**Direction:**
Search the entries below. Return every line that has "planet" in it.

Stored dataset items:
------------------------

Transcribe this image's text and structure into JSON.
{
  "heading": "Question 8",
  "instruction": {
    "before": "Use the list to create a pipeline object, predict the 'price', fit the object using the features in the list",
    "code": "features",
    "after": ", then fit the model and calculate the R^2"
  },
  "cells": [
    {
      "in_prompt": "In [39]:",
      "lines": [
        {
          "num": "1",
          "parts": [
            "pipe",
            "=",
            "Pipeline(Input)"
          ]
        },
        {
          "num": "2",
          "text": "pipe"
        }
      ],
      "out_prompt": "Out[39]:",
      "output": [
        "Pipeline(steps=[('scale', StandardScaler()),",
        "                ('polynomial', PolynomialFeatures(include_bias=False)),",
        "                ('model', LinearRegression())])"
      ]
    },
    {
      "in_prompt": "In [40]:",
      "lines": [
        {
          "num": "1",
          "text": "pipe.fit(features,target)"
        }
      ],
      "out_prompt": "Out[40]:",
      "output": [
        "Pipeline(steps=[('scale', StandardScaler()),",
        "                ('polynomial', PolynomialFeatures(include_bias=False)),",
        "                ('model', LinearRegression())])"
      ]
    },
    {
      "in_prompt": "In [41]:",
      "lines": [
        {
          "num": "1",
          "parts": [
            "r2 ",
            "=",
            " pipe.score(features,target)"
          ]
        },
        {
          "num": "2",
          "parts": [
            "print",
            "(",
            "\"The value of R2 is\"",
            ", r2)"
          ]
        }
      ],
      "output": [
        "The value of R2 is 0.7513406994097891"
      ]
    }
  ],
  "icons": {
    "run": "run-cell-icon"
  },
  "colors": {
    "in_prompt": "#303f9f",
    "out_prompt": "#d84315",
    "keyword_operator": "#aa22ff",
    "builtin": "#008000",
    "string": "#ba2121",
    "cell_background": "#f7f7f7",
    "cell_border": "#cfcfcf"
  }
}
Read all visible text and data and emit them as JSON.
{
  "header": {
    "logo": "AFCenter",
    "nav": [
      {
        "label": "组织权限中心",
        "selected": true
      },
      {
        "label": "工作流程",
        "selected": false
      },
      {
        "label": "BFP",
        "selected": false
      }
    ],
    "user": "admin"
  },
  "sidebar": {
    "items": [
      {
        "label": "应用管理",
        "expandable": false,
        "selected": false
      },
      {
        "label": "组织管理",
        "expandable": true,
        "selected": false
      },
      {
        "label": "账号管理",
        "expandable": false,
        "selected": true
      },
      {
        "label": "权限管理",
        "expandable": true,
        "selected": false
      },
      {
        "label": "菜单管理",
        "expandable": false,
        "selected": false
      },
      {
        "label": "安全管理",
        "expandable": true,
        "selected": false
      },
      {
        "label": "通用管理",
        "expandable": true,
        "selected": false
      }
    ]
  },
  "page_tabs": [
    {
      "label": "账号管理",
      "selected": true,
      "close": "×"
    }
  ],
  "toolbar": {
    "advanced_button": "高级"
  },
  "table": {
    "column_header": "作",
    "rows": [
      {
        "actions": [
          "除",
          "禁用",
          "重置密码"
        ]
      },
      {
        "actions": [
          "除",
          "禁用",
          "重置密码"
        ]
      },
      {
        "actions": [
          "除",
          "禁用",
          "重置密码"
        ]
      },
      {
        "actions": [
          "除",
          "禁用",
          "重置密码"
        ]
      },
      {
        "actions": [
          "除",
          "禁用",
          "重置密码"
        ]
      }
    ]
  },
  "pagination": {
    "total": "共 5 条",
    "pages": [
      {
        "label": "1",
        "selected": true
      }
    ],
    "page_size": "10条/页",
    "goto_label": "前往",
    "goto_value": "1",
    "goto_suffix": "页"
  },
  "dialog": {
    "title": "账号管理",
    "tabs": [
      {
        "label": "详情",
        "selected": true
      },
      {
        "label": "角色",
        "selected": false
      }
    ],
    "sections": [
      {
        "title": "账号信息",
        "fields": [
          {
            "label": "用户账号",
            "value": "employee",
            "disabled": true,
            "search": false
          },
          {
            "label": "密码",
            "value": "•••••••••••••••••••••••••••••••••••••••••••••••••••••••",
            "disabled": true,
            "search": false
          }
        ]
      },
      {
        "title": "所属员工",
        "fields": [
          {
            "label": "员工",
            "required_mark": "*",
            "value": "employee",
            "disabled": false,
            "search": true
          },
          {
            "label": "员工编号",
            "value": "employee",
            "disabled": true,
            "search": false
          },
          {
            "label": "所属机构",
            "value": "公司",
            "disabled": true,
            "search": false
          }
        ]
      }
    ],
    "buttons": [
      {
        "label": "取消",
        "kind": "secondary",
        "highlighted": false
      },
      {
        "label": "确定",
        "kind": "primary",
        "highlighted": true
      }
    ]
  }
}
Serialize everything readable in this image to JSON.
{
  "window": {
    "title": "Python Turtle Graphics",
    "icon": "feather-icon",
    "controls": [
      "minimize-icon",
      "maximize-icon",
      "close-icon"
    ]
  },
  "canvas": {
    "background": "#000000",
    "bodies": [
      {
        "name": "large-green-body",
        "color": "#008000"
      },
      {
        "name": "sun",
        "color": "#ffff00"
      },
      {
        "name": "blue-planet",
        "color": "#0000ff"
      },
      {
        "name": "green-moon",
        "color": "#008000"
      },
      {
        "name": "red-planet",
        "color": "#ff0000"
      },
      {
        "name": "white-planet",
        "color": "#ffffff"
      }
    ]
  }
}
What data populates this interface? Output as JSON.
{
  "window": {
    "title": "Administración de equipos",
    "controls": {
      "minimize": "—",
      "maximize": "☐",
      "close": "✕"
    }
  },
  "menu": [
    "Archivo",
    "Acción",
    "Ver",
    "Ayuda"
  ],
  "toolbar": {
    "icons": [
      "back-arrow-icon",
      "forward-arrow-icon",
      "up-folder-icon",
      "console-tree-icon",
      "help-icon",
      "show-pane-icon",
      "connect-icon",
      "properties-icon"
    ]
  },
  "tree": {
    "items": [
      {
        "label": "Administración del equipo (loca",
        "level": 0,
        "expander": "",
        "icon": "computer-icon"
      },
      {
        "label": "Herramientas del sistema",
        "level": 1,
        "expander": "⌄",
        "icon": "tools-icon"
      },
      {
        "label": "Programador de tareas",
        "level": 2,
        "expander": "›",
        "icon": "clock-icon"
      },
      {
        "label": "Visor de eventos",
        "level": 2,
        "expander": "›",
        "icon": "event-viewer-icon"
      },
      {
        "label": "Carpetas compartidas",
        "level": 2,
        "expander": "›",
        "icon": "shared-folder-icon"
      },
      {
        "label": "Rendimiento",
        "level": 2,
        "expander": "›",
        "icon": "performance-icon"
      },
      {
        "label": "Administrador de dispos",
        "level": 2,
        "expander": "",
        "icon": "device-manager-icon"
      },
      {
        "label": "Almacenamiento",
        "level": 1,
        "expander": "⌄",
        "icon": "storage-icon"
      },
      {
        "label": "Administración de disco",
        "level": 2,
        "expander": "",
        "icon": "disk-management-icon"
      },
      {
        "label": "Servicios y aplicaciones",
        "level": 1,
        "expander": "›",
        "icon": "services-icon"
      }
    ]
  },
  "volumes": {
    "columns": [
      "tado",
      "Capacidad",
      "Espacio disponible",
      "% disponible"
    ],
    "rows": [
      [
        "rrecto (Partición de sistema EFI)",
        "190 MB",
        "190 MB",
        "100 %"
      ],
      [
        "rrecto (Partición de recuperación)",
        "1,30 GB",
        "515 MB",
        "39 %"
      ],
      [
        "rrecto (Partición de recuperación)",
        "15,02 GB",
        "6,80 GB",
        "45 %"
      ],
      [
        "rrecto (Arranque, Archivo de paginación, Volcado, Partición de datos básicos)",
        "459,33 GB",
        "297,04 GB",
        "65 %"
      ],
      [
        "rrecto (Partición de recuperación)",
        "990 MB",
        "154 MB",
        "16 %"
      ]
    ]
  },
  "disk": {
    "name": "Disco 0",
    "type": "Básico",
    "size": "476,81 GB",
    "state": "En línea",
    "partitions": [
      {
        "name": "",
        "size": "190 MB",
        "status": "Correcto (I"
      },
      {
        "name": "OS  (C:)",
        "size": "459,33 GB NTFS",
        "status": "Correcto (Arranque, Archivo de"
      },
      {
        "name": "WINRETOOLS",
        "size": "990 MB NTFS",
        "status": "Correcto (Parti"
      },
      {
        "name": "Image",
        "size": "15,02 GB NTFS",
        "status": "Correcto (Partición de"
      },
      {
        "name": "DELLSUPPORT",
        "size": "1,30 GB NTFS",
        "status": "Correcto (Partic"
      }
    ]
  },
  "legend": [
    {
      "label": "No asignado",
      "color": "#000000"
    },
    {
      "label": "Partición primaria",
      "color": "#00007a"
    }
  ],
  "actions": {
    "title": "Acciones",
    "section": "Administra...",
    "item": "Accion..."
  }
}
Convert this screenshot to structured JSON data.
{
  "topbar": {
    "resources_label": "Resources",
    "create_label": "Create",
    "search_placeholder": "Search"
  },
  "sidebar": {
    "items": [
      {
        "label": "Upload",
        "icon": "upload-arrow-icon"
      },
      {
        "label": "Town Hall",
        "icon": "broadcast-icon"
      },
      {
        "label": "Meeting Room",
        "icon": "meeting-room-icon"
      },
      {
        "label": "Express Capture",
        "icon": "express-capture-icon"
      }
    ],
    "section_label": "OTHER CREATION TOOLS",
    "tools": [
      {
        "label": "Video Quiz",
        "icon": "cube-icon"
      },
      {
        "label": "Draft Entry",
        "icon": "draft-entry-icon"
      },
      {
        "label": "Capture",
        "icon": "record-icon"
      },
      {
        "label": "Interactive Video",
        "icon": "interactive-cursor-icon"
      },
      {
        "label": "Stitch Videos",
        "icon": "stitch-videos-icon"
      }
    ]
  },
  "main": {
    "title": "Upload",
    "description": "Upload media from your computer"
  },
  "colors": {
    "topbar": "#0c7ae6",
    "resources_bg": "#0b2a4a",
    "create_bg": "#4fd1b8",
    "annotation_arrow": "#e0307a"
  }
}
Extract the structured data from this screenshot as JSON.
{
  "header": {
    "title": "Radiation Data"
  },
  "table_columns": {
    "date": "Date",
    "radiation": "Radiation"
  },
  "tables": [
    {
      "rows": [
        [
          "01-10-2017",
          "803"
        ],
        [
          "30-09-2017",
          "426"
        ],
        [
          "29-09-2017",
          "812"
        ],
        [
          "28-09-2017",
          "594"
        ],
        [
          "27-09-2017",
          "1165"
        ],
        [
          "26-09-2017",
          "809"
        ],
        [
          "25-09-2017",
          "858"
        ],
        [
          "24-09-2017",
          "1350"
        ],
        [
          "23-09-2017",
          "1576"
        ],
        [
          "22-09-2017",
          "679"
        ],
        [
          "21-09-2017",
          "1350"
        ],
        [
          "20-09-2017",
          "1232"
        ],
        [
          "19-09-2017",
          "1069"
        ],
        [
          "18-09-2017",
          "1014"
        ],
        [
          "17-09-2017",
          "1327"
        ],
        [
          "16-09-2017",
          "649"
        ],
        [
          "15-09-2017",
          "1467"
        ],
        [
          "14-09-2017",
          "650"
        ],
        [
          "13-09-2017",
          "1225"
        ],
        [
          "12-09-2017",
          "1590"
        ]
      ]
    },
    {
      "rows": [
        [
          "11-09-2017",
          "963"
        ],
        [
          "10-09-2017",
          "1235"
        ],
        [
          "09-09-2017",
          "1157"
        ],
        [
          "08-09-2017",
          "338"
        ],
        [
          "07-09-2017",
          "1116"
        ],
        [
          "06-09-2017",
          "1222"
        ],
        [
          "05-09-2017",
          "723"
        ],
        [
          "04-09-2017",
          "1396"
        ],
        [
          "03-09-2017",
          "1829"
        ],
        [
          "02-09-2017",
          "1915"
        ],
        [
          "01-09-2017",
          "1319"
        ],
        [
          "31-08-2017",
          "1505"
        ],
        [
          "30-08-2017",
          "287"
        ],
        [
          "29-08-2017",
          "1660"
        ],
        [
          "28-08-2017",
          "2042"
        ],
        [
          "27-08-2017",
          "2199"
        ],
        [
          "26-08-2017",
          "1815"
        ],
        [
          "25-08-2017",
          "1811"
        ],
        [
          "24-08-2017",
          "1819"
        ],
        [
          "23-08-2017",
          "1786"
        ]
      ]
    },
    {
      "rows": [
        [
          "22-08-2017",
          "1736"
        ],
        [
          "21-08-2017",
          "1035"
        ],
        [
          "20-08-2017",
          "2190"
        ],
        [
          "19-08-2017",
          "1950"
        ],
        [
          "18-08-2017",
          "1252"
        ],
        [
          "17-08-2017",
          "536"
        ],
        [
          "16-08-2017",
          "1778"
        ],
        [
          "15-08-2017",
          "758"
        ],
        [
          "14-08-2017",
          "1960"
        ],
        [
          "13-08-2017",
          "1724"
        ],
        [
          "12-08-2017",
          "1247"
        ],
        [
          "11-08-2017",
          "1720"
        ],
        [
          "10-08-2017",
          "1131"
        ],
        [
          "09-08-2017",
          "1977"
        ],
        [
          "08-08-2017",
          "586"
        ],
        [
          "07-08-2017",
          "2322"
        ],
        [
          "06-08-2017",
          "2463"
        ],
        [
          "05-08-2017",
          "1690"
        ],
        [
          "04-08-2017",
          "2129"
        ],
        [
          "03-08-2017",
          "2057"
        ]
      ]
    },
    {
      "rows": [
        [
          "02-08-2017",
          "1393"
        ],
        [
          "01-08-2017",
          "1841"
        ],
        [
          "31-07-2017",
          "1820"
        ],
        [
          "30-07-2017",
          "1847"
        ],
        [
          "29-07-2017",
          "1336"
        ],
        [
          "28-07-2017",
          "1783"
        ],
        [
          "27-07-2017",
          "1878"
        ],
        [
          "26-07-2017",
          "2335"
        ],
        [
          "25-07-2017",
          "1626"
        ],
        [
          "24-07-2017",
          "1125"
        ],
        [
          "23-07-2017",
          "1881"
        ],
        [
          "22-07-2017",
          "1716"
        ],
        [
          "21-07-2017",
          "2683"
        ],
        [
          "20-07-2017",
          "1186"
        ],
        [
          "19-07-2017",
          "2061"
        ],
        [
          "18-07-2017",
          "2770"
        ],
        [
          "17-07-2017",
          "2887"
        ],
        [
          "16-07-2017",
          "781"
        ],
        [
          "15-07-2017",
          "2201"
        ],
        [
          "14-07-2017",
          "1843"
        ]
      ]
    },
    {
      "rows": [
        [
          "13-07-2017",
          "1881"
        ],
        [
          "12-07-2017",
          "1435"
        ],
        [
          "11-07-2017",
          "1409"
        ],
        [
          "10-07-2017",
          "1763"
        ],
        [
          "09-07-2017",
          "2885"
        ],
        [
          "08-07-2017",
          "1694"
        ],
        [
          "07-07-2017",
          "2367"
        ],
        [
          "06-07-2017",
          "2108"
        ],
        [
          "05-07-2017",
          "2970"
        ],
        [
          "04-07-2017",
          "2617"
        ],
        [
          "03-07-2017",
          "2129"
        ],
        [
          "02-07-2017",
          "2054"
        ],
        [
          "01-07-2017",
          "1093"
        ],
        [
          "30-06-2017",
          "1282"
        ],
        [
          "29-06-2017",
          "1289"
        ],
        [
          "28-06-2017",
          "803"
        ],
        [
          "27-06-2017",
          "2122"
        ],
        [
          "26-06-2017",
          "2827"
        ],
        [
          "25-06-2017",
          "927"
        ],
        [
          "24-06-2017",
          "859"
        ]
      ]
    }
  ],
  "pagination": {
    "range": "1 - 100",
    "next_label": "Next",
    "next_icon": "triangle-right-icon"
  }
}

------------------------

**Full output:**
        "name": "blue-planet",
        "name": "red-planet",
        "name": "white-planet",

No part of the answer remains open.